Wherever the word "skip" turns up in a line of the entries, copy that line.
** begin Supplied records **
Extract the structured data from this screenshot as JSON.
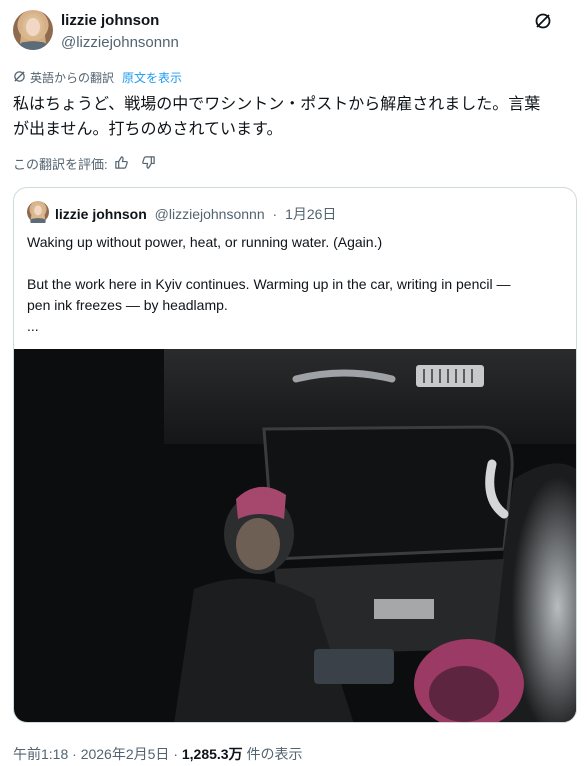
{
  "author": {
    "display_name": "lizzie johnson",
    "handle": "@lizziejohnsonnn"
  },
  "translation": {
    "label": "英語からの翻訳",
    "show_original": "原文を表示",
    "rate_label": "この翻訳を評価:"
  },
  "tweet": {
    "text_line1": "私はちょうど、戦場の中でワシントン・ポストから解雇されました。言葉",
    "text_line2": "が出ません。打ちのめされています。"
  },
  "quoted_tweet": {
    "display_name": "lizzie johnson",
    "handle": "@lizziejohnsonnn",
    "separator": "·",
    "date": "1月26日",
    "line1": "Waking up without power, heat, or running water. (Again.)",
    "line2": "But the work here in Kyiv continues. Warming up in the car, writing in pencil —",
    "line3": "pen ink freezes — by headlamp.",
    "line4": "...",
    "photo_icon": "car-interior-photo"
  },
  "footer": {
    "time": "午前1:18",
    "sep1": "·",
    "date": "2026年2月5日",
    "sep2": "·",
    "views": "1,285.3万",
    "views_label": "件の表示"
  },
  "icons": {
    "translate": "translate-icon",
    "thumbs_up": "thumbs-up-icon",
    "thumbs_down": "thumbs-down-icon",
    "grok": "grok-icon"
  }
}
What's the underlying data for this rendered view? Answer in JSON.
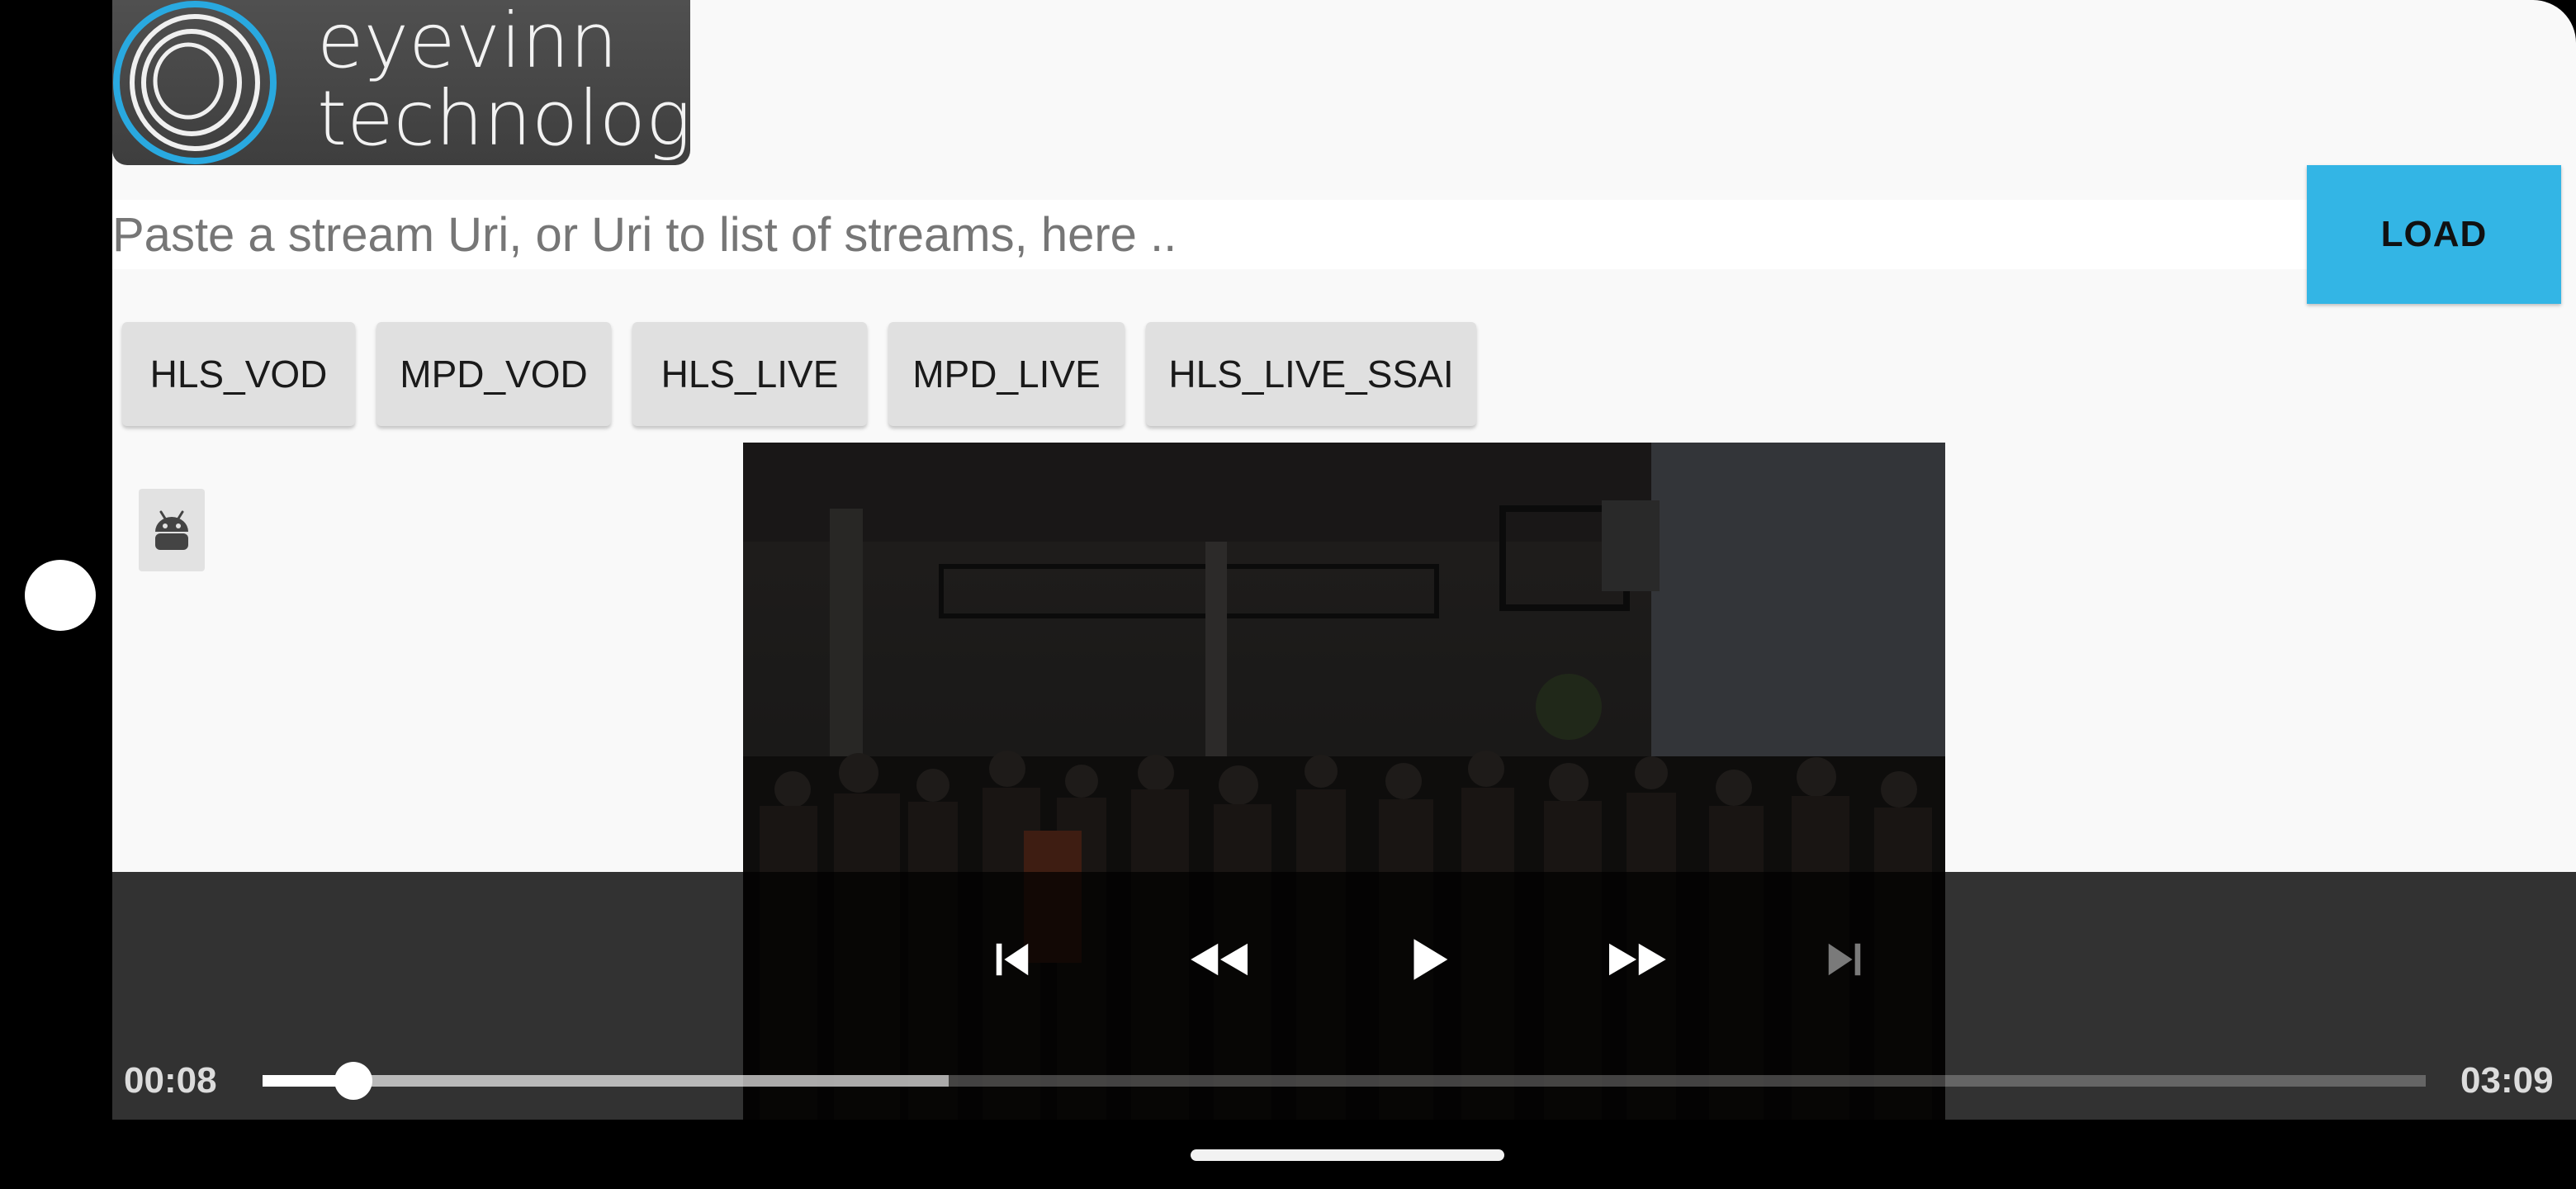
{
  "logo": {
    "line1": "eyevinn",
    "line2": "technology"
  },
  "url_input": {
    "value": "",
    "placeholder": "Paste a stream Uri, or Uri to list of streams, here .."
  },
  "load_button": {
    "label": "LOAD"
  },
  "presets": [
    {
      "label": "HLS_VOD"
    },
    {
      "label": "MPD_VOD"
    },
    {
      "label": "HLS_LIVE"
    },
    {
      "label": "MPD_LIVE"
    },
    {
      "label": "HLS_LIVE_SSAI"
    }
  ],
  "player": {
    "position": "00:08",
    "duration": "03:09",
    "played_fraction": 0.042,
    "buffered_fraction": 0.317
  },
  "icons": {
    "android": "android-icon",
    "previous": "skip-previous-icon",
    "rewind": "rewind-icon",
    "play": "play-icon",
    "fast_forward": "fast-forward-icon",
    "next": "skip-next-icon"
  },
  "colors": {
    "accent": "#33b5e5",
    "logo_ring": "#29a9e0"
  }
}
** end Supplied records **
Finished task:
    "previous": "skip-previous-icon",
    "next": "skip-next-icon"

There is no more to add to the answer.